** BEGIN **

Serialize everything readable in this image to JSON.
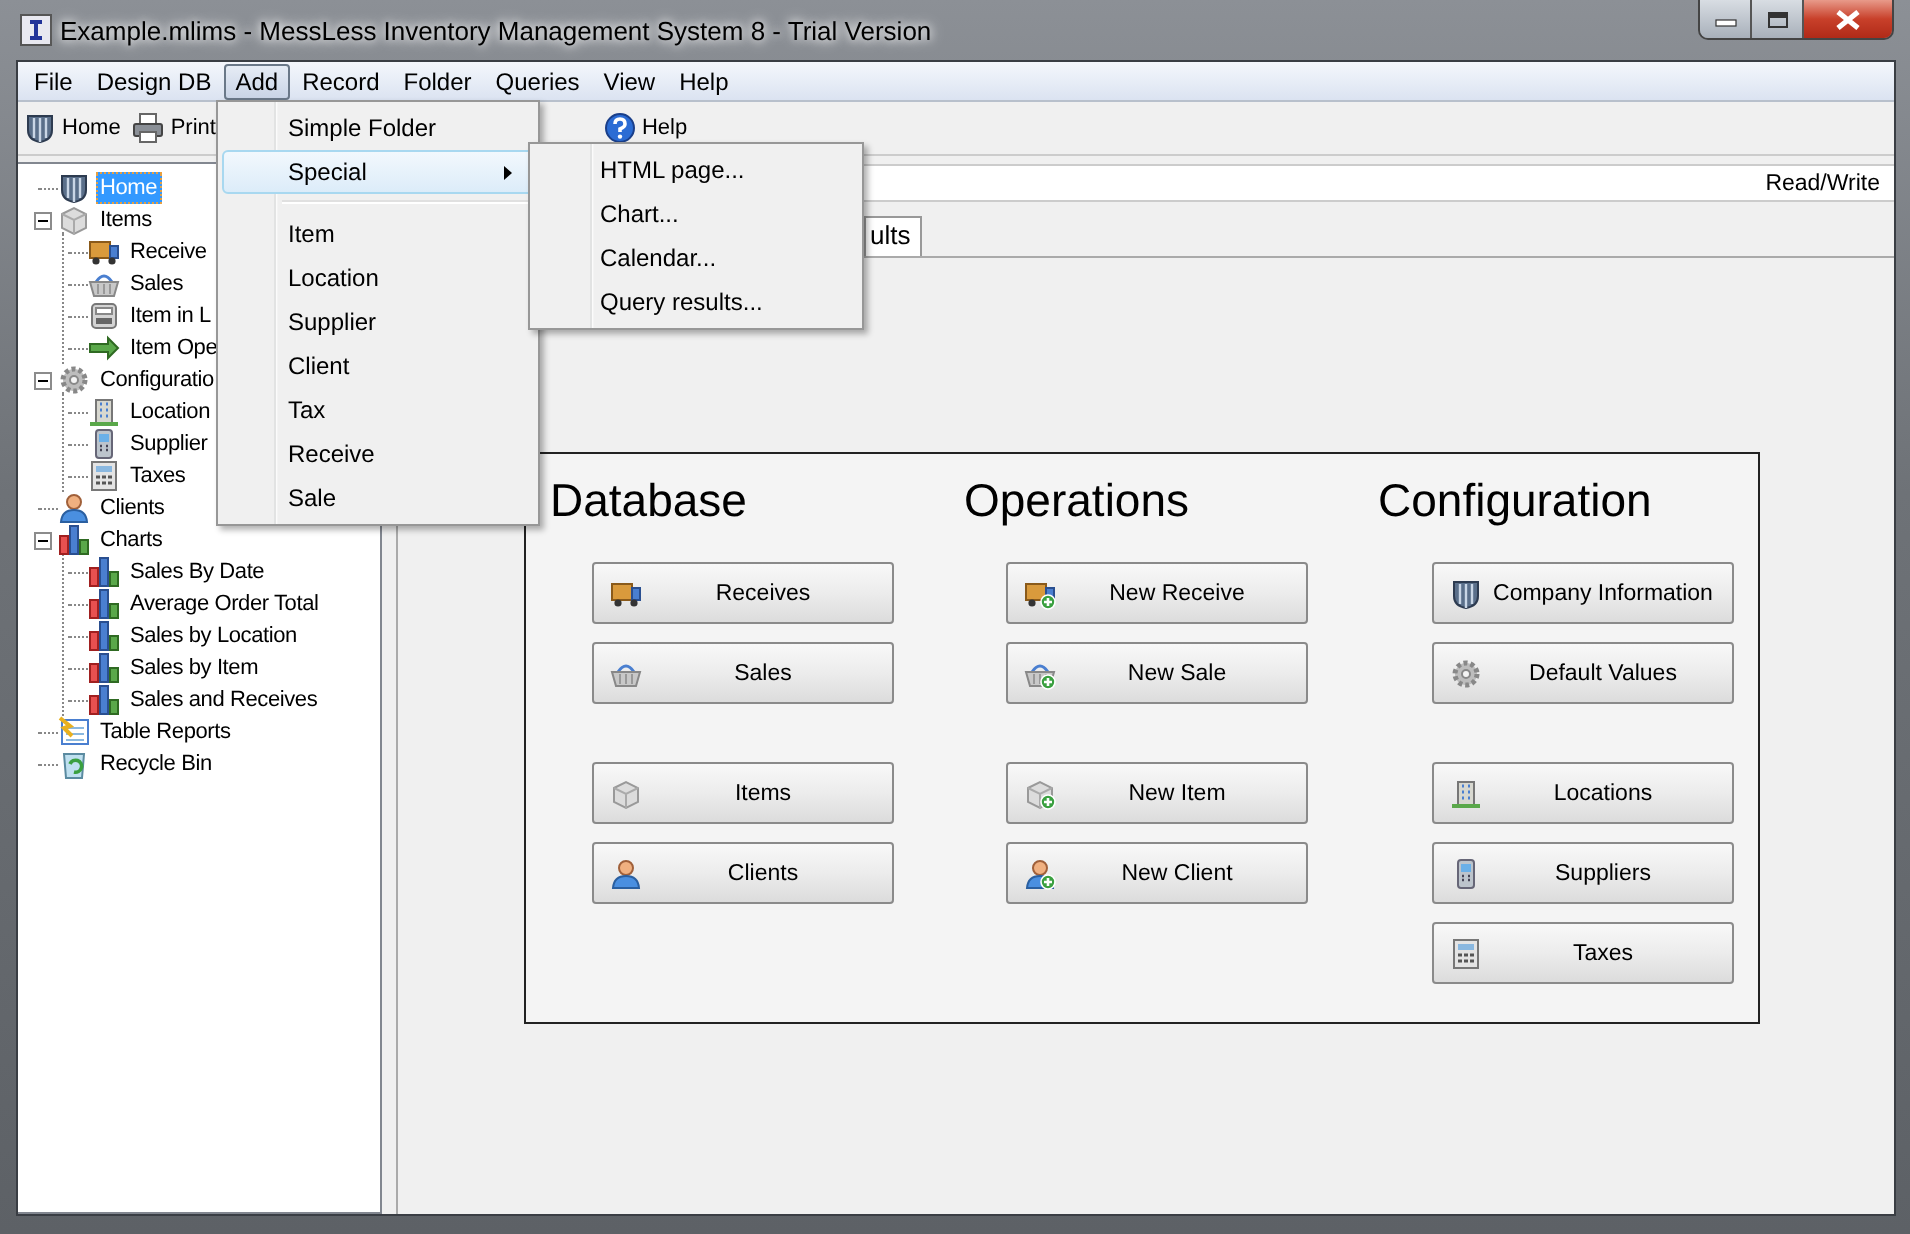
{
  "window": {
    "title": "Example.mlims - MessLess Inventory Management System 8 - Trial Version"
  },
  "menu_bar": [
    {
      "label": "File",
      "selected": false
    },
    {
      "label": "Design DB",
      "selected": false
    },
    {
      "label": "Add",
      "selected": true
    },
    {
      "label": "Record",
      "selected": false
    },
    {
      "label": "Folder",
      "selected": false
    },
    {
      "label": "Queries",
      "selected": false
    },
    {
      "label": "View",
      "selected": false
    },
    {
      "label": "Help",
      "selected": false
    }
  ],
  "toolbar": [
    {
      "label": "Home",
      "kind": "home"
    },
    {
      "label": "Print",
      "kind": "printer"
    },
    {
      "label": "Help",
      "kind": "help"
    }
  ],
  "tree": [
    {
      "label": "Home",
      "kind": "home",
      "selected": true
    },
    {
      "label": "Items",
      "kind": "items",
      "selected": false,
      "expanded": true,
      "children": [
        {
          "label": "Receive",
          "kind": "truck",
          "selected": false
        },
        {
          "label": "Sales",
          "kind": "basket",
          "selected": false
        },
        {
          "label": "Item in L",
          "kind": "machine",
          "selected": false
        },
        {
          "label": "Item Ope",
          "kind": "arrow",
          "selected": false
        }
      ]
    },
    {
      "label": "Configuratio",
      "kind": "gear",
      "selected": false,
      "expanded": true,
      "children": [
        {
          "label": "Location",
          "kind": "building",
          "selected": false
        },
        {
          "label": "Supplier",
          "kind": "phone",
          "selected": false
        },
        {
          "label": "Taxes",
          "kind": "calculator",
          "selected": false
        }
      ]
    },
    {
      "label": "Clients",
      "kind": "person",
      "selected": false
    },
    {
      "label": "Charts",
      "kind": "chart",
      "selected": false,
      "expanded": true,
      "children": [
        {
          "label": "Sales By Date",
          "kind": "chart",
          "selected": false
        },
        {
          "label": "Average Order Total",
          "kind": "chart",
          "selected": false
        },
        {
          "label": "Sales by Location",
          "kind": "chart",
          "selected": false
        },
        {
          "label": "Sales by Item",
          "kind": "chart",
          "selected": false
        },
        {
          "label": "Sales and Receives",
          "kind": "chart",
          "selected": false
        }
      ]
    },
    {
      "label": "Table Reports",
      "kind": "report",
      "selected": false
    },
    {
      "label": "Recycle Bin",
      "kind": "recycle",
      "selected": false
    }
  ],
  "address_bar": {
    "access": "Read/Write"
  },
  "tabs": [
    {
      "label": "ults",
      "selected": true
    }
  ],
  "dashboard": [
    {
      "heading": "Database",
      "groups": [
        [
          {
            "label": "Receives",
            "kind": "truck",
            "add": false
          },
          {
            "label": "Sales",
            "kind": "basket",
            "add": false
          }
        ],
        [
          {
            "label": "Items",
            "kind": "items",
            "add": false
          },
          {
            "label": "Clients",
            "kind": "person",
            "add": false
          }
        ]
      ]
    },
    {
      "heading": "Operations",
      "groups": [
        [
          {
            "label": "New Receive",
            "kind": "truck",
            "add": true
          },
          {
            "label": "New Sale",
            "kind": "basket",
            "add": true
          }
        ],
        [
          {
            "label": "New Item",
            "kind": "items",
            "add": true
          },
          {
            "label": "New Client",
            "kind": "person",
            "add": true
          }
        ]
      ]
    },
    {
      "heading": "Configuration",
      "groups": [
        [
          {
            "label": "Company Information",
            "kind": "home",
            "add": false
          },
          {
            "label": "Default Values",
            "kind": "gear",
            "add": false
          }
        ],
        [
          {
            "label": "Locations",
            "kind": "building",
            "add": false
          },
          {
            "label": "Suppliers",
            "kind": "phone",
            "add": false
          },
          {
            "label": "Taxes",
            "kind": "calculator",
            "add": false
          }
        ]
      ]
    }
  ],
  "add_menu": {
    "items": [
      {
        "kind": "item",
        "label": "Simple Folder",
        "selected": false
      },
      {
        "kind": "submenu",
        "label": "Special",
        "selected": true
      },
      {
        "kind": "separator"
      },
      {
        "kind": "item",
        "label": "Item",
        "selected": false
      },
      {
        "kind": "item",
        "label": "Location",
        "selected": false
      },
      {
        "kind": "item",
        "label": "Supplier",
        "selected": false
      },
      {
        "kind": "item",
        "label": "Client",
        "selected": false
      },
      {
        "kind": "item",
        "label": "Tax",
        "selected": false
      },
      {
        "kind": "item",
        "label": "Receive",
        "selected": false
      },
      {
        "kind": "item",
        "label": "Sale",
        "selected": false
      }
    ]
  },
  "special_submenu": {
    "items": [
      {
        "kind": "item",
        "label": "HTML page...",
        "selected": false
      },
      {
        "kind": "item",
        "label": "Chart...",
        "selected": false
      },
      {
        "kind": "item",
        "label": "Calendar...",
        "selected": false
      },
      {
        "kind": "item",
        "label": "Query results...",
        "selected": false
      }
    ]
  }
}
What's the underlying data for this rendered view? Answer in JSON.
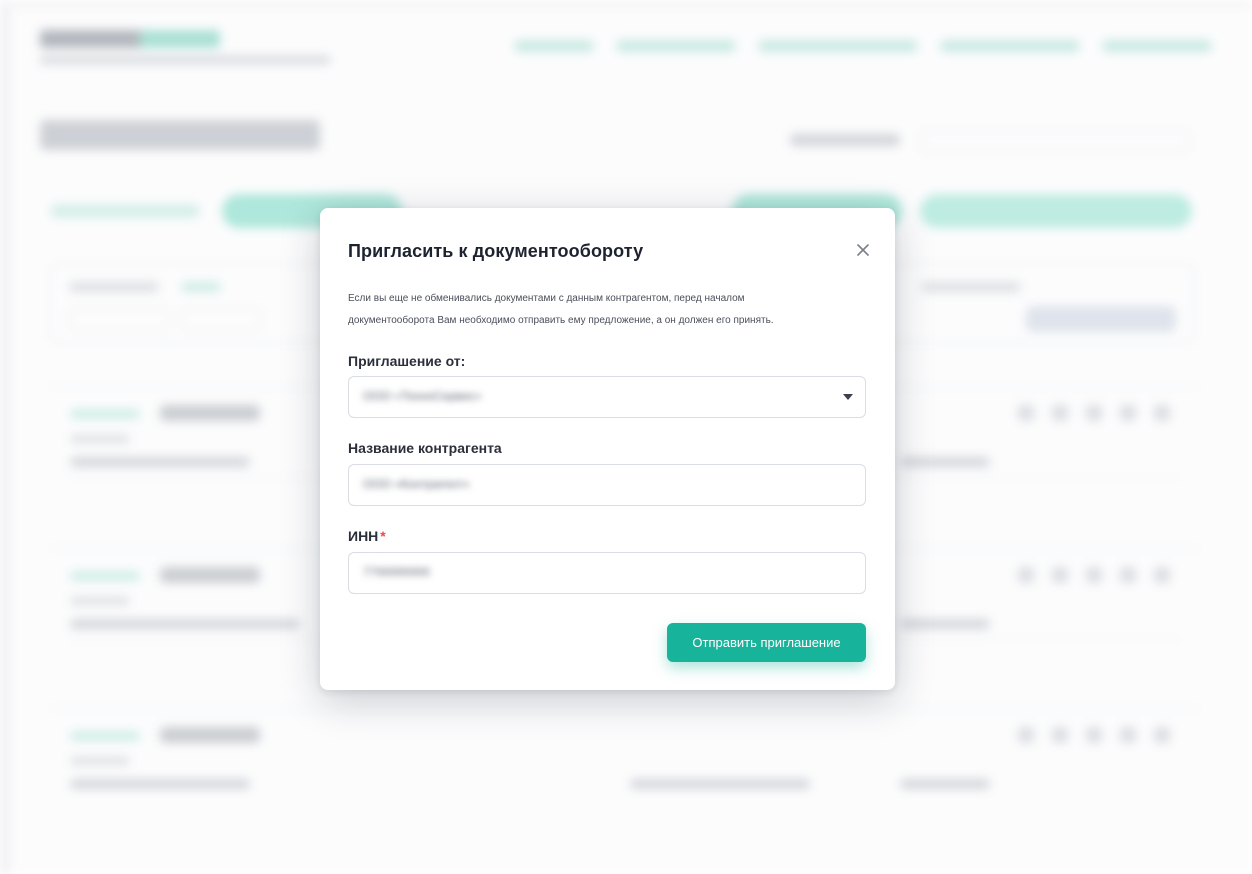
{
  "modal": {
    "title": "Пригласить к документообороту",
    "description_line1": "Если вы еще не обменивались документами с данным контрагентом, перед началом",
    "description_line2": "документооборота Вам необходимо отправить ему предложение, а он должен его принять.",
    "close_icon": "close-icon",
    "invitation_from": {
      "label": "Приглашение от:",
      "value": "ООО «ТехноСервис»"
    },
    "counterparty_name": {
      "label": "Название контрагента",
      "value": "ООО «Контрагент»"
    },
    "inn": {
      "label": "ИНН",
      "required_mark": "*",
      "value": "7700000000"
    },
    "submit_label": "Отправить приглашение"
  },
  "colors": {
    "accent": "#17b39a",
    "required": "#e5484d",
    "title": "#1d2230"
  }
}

** END **

> _WHAT THE TASK ASKS_
Pictures are excluded; output everything else in the data verbatim.

> _ANSWER TO THE TASK_
Serialize everything readable in this image to JSON.
{
  "window": {
    "title": "Example.mlims - MessLess Inventory Management System 8 - Trial Version"
  },
  "menu_bar": [
    {
      "label": "File",
      "selected": false
    },
    {
      "label": "Design DB",
      "selected": false
    },
    {
      "label": "Add",
      "selected": true
    },
    {
      "label": "Record",
      "selected": false
    },
    {
      "label": "Folder",
      "selected": false
    },
    {
      "label": "Queries",
      "selected": false
    },
    {
      "label": "View",
      "selected": false
    },
    {
      "label": "Help",
      "selected": false
    }
  ],
  "toolbar": [
    {
      "label": "Home",
      "kind": "home"
    },
    {
      "label": "Print",
      "kind": "printer"
    },
    {
      "label": "Help",
      "kind": "help"
    }
  ],
  "tree": [
    {
      "label": "Home",
      "kind": "home",
      "selected": true
    },
    {
      "label": "Items",
      "kind": "items",
      "selected": false,
      "expanded": true,
      "children": [
        {
          "label": "Receive",
          "kind": "truck",
          "selected": false
        },
        {
          "label": "Sales",
          "kind": "basket",
          "selected": false
        },
        {
          "label": "Item in L",
          "kind": "machine",
          "selected": false
        },
        {
          "label": "Item Ope",
          "kind": "arrow",
          "selected": false
        }
      ]
    },
    {
      "label": "Configuratio",
      "kind": "gear",
      "selected": false,
      "expanded": true,
      "children": [
        {
          "label": "Location",
          "kind": "building",
          "selected": false
        },
        {
          "label": "Supplier",
          "kind": "phone",
          "selected": false
        },
        {
          "label": "Taxes",
          "kind": "calculator",
          "selected": false
        }
      ]
    },
    {
      "label": "Clients",
      "kind": "person",
      "selected": false
    },
    {
      "label": "Charts",
      "kind": "chart",
      "selected": false,
      "expanded": true,
      "children": [
        {
          "label": "Sales By Date",
          "kind": "chart",
          "selected": false
        },
        {
          "label": "Average Order Total",
          "kind": "chart",
          "selected": false
        },
        {
          "label": "Sales by Location",
          "kind": "chart",
          "selected": false
        },
        {
          "label": "Sales by Item",
          "kind": "chart",
          "selected": false
        },
        {
          "label": "Sales and Receives",
          "kind": "chart",
          "selected": false
        }
      ]
    },
    {
      "label": "Table Reports",
      "kind": "report",
      "selected": false
    },
    {
      "label": "Recycle Bin",
      "kind": "recycle",
      "selected": false
    }
  ],
  "address_bar": {
    "access": "Read/Write"
  },
  "tabs": [
    {
      "label": "ults",
      "selected": true
    }
  ],
  "dashboard": [
    {
      "heading": "Database",
      "groups": [
        [
          {
            "label": "Receives",
            "kind": "truck",
            "add": false
          },
          {
            "label": "Sales",
            "kind": "basket",
            "add": false
          }
        ],
        [
          {
            "label": "Items",
            "kind": "items",
            "add": false
          },
          {
            "label": "Clients",
            "kind": "person",
            "add": false
          }
        ]
      ]
    },
    {
      "heading": "Operations",
      "groups": [
        [
          {
            "label": "New Receive",
            "kind": "truck",
            "add": true
          },
          {
            "label": "New Sale",
            "kind": "basket",
            "add": true
          }
        ],
        [
          {
            "label": "New Item",
            "kind": "items",
            "add": true
          },
          {
            "label": "New Client",
            "kind": "person",
            "add": true
          }
        ]
      ]
    },
    {
      "heading": "Configuration",
      "groups": [
        [
          {
            "label": "Company Information",
            "kind": "home",
            "add": false
          },
          {
            "label": "Default Values",
            "kind": "gear",
            "add": false
          }
        ],
        [
          {
            "label": "Locations",
            "kind": "building",
            "add": false
          },
          {
            "label": "Suppliers",
            "kind": "phone",
            "add": false
          },
          {
            "label": "Taxes",
            "kind": "calculator",
            "add": false
          }
        ]
      ]
    }
  ],
  "add_menu": {
    "items": [
      {
        "kind": "item",
        "label": "Simple Folder",
        "selected": false
      },
      {
        "kind": "submenu",
        "label": "Special",
        "selected": true
      },
      {
        "kind": "separator"
      },
      {
        "kind": "item",
        "label": "Item",
        "selected": false
      },
      {
        "kind": "item",
        "label": "Location",
        "selected": false
      },
      {
        "kind": "item",
        "label": "Supplier",
        "selected": false
      },
      {
        "kind": "item",
        "label": "Client",
        "selected": false
      },
      {
        "kind": "item",
        "label": "Tax",
        "selected": false
      },
      {
        "kind": "item",
        "label": "Receive",
        "selected": false
      },
      {
        "kind": "item",
        "label": "Sale",
        "selected": false
      }
    ]
  },
  "special_submenu": {
    "items": [
      {
        "kind": "item",
        "label": "HTML page...",
        "selected": false
      },
      {
        "kind": "item",
        "label": "Chart...",
        "selected": false
      },
      {
        "kind": "item",
        "label": "Calendar...",
        "selected": false
      },
      {
        "kind": "item",
        "label": "Query results...",
        "selected": false
      }
    ]
  }
}
What's the underlying data for this rendered view? Answer in JSON.
{
  "modal": {
    "title": "Пригласить к документообороту",
    "description_line1": "Если вы еще не обменивались документами с данным контрагентом, перед началом",
    "description_line2": "документооборота Вам необходимо отправить ему предложение, а он должен его принять.",
    "close_icon": "close-icon",
    "invitation_from": {
      "label": "Приглашение от:",
      "value": "ООО «ТехноСервис»"
    },
    "counterparty_name": {
      "label": "Название контрагента",
      "value": "ООО «Контрагент»"
    },
    "inn": {
      "label": "ИНН",
      "required_mark": "*",
      "value": "7700000000"
    },
    "submit_label": "Отправить приглашение"
  },
  "colors": {
    "accent": "#17b39a",
    "required": "#e5484d",
    "title": "#1d2230"
  }
}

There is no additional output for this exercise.